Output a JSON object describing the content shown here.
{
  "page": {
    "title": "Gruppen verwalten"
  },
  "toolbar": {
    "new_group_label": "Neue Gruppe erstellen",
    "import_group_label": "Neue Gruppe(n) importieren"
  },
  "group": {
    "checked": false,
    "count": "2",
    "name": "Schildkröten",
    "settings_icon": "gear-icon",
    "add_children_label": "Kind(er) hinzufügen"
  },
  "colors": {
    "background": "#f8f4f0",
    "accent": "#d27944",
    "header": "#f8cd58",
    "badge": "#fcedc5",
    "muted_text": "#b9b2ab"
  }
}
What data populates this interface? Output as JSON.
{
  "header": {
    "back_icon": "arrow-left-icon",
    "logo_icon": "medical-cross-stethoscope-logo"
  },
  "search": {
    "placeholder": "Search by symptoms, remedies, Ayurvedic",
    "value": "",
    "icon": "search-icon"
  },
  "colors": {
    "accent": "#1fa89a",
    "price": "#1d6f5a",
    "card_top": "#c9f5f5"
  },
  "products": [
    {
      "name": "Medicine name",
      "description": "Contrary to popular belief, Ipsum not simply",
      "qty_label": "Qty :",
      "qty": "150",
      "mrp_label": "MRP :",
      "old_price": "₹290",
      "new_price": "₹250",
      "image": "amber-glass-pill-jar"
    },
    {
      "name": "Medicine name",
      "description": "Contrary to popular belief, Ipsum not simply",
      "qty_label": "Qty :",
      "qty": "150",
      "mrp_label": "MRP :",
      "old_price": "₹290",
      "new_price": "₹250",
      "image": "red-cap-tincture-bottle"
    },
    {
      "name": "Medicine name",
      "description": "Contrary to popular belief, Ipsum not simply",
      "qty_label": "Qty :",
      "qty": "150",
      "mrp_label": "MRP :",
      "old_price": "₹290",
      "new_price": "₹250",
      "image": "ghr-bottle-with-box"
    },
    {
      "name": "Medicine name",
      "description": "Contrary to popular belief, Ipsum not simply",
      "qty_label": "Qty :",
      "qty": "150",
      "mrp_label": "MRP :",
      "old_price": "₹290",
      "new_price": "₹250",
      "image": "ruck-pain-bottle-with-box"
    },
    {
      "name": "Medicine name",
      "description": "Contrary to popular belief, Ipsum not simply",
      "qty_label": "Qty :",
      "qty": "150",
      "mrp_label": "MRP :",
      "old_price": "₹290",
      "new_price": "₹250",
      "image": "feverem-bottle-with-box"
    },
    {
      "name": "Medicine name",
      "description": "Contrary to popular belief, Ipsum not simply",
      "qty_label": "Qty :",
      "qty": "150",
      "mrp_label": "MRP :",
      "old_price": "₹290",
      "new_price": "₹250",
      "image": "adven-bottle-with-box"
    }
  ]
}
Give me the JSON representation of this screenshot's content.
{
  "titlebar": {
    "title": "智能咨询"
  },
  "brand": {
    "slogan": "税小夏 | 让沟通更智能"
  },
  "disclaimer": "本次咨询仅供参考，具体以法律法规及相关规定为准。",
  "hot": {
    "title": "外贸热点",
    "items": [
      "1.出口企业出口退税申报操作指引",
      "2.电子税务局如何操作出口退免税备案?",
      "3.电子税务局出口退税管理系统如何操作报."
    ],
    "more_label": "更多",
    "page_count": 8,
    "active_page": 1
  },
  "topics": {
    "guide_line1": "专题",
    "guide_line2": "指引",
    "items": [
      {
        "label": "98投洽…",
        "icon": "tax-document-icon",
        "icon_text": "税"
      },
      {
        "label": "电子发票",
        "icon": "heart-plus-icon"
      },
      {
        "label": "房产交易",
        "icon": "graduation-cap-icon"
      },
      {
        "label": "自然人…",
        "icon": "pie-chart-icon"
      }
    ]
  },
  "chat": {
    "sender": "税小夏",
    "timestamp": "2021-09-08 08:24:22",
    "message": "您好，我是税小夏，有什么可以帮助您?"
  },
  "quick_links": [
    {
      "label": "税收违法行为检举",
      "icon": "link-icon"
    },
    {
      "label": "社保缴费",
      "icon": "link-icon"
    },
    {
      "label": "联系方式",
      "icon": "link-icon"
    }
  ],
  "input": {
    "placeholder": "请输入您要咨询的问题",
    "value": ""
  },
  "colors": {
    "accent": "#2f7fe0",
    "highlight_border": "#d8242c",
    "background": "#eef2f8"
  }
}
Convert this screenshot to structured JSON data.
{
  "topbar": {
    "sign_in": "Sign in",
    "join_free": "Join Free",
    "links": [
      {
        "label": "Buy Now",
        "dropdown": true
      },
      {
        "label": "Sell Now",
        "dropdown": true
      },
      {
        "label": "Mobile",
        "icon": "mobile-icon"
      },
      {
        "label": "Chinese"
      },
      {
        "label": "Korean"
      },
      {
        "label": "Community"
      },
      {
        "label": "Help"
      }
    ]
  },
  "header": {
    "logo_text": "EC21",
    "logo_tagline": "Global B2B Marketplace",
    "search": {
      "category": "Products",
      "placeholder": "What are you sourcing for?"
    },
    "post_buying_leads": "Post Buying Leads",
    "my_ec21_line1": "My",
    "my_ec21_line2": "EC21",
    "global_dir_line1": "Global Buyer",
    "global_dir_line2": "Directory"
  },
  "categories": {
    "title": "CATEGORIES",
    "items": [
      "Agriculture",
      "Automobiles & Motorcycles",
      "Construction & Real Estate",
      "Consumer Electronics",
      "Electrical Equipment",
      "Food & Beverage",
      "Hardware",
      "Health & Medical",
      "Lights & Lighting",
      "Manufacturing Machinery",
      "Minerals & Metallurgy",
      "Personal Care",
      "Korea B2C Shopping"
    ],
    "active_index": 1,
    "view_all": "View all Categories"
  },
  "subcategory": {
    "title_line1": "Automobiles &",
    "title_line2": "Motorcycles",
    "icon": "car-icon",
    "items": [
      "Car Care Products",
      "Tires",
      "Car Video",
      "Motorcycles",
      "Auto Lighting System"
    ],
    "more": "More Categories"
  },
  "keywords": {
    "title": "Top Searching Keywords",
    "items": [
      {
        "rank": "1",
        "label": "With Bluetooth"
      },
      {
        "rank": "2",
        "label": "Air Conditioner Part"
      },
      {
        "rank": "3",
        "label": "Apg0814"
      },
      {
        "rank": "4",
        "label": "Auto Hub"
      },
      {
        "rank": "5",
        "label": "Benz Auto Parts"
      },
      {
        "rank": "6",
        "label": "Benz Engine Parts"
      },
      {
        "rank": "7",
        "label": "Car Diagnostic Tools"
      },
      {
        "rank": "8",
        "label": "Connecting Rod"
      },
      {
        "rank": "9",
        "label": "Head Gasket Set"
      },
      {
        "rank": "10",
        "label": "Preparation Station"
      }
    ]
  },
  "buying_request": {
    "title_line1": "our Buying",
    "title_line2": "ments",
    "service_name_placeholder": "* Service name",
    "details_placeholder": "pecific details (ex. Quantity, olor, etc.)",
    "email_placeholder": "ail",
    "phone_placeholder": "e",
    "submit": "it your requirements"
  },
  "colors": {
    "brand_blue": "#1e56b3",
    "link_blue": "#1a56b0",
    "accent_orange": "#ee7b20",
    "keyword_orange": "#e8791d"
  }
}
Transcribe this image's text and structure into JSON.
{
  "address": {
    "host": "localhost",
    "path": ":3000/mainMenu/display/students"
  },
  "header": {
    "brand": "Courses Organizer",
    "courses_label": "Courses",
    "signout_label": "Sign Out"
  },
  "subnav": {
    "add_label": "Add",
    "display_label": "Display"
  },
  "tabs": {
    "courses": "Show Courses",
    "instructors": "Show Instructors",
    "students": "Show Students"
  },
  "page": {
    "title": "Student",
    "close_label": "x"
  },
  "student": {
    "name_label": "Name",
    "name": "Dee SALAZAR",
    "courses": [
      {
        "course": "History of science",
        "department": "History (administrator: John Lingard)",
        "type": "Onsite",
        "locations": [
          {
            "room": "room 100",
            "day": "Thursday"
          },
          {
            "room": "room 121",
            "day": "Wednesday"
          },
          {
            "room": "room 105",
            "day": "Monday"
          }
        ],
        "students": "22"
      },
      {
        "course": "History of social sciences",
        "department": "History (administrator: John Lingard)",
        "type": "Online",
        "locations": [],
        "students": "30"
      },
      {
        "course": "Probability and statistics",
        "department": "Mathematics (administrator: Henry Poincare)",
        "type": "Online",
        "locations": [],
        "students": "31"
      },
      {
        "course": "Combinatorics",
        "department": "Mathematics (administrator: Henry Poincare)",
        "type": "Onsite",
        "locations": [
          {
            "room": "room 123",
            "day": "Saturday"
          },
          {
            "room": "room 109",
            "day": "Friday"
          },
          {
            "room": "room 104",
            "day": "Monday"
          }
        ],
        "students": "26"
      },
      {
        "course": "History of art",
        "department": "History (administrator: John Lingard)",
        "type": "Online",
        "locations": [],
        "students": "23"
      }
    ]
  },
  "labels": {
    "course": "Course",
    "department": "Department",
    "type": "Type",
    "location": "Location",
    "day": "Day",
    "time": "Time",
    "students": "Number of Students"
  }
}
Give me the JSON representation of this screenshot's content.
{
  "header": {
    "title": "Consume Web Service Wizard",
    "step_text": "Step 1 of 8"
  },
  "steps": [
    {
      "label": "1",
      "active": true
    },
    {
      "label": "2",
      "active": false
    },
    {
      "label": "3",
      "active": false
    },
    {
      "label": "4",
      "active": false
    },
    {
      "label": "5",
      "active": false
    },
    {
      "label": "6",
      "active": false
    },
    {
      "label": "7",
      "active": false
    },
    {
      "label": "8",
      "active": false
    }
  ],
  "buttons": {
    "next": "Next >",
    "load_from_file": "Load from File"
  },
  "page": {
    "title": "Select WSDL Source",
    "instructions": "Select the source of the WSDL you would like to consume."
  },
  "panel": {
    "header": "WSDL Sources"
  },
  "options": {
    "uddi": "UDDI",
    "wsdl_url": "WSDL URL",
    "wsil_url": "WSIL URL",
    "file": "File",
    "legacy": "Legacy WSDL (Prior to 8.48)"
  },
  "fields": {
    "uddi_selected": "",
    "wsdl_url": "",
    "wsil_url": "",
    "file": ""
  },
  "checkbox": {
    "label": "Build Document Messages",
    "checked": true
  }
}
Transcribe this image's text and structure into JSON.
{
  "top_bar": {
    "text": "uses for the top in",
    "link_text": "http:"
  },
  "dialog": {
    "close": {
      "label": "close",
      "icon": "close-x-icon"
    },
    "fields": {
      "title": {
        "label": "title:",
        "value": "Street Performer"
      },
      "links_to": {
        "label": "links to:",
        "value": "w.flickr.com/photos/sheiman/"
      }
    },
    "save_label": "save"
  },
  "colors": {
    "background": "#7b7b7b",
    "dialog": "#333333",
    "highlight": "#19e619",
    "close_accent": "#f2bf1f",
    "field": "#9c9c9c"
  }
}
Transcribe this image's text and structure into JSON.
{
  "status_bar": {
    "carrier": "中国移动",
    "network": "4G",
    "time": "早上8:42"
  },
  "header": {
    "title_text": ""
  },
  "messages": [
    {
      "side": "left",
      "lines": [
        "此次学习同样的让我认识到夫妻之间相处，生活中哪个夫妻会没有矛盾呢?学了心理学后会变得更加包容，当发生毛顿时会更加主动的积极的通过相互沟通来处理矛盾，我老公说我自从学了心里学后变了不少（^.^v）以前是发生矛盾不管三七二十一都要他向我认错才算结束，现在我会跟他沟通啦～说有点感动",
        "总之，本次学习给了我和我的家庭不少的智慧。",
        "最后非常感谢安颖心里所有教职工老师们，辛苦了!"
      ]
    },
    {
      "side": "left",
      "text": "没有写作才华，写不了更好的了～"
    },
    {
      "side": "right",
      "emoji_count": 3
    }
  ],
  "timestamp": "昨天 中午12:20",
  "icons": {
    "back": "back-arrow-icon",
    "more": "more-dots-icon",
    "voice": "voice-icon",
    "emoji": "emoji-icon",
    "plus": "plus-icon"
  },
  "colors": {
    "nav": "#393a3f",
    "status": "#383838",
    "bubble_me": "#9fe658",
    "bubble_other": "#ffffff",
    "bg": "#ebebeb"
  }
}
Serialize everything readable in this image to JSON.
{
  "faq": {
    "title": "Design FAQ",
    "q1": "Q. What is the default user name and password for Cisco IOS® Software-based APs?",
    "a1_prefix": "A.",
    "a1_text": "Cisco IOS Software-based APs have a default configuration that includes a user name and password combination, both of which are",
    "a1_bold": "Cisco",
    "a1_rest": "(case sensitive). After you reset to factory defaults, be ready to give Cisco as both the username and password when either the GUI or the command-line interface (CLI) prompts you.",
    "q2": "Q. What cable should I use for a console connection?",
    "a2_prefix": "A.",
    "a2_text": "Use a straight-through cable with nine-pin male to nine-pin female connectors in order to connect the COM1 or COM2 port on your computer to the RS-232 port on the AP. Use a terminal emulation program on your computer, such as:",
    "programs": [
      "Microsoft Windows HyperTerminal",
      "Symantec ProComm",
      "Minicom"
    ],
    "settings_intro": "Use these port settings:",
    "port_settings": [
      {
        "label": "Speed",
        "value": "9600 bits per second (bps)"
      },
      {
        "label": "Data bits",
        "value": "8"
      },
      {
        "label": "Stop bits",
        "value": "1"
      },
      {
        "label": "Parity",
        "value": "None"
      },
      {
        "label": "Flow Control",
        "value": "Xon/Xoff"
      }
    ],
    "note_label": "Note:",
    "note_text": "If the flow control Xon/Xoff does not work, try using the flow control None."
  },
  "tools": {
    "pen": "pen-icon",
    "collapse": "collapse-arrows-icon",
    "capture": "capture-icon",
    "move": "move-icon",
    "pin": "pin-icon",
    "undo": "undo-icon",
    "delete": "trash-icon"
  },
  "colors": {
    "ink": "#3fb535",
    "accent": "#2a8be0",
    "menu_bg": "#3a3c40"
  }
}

→ The task
Locate the word "Benz" in the records and collect each line it appears in.

→ Result of this exercise
        "label": "Benz Auto Parts"
        "label": "Benz Engine Parts"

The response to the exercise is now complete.